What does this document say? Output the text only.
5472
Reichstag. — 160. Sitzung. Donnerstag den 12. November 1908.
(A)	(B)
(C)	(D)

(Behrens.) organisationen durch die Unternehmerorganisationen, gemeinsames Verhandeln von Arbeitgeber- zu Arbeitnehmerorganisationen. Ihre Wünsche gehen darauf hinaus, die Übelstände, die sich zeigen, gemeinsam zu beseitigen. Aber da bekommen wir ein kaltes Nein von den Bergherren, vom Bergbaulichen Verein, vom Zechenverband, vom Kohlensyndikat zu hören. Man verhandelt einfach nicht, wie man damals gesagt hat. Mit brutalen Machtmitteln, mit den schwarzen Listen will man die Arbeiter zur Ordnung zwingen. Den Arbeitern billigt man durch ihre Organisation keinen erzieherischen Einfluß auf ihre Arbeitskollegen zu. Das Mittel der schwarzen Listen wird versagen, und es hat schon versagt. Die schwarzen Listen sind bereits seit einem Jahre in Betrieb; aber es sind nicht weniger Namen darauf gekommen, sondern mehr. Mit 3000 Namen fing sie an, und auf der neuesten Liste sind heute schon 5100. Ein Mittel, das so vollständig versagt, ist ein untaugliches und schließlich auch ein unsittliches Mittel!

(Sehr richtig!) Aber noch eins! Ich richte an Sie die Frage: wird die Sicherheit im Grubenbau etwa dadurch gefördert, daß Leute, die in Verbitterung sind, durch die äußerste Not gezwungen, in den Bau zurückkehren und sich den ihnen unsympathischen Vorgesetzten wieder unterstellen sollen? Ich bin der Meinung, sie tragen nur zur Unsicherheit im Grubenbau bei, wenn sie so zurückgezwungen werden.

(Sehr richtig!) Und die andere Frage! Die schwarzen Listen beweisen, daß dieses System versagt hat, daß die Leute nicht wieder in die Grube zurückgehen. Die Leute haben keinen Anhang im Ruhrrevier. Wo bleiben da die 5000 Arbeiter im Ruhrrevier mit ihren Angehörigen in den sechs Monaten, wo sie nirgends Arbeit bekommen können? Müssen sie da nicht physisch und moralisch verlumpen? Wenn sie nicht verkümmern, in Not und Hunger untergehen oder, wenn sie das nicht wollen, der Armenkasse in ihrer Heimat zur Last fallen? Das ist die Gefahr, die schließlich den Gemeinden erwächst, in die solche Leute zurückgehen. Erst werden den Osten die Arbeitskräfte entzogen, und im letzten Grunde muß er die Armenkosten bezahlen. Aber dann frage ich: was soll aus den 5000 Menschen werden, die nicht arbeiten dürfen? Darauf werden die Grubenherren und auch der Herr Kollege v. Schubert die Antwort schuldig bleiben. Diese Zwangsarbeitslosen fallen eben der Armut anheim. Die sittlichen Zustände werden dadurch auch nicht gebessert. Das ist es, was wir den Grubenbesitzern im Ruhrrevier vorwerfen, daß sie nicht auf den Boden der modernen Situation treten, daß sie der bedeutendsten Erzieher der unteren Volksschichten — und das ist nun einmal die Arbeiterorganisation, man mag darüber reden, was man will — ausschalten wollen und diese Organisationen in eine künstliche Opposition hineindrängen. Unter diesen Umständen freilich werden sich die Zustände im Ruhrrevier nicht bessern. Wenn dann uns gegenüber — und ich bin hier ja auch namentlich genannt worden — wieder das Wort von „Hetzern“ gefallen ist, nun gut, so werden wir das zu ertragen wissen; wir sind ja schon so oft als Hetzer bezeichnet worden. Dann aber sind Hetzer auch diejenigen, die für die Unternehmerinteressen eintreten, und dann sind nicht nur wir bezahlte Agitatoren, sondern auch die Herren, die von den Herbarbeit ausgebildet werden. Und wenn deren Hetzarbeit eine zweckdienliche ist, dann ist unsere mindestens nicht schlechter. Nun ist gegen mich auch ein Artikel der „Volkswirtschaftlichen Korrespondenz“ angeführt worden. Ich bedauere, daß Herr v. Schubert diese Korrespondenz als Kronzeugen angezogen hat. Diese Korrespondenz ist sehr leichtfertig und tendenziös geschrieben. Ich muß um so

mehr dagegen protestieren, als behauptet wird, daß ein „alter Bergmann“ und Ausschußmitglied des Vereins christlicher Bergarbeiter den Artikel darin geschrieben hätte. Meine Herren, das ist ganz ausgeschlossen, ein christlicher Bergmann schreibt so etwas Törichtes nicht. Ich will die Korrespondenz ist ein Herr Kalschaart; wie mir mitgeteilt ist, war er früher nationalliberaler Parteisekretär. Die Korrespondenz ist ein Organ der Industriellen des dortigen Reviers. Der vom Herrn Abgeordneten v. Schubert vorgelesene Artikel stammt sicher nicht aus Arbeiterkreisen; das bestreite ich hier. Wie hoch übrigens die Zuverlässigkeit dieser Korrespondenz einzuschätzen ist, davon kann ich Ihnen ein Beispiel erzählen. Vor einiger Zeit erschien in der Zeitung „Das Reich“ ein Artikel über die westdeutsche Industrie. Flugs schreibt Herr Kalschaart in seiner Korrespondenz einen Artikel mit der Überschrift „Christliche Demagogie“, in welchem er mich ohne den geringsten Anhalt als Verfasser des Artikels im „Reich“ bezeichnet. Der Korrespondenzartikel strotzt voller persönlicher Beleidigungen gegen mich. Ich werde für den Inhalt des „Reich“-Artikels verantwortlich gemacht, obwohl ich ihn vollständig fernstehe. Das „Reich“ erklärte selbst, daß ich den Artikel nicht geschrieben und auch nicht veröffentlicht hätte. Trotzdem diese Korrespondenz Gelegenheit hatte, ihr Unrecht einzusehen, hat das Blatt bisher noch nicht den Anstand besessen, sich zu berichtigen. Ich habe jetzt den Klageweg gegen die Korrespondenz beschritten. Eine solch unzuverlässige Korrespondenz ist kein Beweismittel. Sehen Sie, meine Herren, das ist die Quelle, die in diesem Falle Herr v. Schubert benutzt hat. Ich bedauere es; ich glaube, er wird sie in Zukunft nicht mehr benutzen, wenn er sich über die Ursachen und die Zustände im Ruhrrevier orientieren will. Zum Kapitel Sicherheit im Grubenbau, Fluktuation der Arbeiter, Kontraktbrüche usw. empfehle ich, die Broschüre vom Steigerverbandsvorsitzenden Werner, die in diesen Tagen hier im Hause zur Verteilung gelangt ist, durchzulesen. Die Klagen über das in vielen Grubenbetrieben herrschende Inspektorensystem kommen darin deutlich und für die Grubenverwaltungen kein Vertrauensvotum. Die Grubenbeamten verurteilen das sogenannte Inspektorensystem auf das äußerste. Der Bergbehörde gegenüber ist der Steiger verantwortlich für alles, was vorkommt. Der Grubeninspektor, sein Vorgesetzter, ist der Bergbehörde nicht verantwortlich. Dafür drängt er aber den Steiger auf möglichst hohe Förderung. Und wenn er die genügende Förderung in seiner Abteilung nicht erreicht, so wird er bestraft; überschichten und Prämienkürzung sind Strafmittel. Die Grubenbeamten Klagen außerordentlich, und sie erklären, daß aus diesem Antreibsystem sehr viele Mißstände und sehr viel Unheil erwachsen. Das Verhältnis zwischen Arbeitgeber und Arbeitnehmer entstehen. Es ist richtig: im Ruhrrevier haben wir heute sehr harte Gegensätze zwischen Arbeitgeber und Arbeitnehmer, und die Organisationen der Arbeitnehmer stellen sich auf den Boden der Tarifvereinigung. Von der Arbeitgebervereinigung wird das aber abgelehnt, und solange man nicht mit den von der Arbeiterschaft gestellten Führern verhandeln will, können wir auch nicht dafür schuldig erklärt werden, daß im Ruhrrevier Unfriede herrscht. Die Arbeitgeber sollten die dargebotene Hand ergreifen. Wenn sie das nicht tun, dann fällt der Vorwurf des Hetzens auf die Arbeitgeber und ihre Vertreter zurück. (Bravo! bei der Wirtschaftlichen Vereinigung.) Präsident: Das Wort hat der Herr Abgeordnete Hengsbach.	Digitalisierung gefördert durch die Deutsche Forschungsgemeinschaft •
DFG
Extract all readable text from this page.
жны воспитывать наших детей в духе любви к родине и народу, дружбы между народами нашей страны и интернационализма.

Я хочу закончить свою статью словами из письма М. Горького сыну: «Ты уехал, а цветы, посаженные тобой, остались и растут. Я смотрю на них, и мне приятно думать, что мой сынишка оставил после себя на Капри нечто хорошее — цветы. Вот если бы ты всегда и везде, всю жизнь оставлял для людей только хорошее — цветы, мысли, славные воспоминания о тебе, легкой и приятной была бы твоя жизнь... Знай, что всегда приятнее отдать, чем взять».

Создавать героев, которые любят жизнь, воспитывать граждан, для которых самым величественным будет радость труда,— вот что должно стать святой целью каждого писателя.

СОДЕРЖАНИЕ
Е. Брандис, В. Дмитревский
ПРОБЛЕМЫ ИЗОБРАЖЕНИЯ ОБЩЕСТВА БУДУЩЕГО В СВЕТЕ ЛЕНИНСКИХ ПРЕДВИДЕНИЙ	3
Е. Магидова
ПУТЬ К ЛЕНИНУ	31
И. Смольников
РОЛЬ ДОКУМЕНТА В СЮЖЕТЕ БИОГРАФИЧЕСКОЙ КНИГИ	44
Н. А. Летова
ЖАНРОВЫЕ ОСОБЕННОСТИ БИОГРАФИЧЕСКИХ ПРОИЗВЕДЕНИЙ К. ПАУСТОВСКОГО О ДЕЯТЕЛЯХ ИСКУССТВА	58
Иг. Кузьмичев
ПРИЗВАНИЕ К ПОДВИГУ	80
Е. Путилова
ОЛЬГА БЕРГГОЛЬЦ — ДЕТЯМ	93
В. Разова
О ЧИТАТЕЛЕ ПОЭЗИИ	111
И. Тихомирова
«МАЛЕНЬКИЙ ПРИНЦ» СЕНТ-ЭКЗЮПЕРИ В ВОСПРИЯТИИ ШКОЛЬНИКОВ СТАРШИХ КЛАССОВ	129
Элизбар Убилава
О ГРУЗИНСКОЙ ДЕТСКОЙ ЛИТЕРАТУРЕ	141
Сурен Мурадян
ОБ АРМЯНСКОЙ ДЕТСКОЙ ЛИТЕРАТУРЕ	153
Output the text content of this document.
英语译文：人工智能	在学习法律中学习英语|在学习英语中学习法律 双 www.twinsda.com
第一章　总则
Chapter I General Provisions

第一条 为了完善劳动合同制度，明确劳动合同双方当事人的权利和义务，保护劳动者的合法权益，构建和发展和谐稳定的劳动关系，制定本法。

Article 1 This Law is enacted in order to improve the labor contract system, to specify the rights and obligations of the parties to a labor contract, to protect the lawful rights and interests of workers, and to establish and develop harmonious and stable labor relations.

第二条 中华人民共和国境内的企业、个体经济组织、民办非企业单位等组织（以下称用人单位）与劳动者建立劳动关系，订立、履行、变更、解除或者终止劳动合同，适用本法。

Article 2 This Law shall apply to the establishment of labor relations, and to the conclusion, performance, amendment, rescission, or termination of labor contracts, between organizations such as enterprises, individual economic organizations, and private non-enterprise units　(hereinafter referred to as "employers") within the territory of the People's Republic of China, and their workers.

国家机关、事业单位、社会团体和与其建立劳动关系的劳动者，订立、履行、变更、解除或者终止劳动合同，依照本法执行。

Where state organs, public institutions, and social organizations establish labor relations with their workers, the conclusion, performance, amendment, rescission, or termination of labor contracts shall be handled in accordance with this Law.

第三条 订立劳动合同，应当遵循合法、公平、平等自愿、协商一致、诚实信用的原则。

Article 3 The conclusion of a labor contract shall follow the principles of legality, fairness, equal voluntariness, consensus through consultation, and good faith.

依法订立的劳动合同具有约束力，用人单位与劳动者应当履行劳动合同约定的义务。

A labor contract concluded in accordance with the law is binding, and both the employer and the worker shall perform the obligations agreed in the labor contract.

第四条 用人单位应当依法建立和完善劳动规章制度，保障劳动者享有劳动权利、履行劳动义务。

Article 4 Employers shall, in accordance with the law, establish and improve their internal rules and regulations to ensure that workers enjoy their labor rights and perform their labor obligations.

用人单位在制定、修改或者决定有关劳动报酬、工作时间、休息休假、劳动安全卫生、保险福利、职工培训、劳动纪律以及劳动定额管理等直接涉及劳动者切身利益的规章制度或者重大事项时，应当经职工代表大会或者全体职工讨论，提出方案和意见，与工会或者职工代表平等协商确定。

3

Direction: Among the lines above, count those containing the word "Output" and give nothing but the result.

Written answer: 2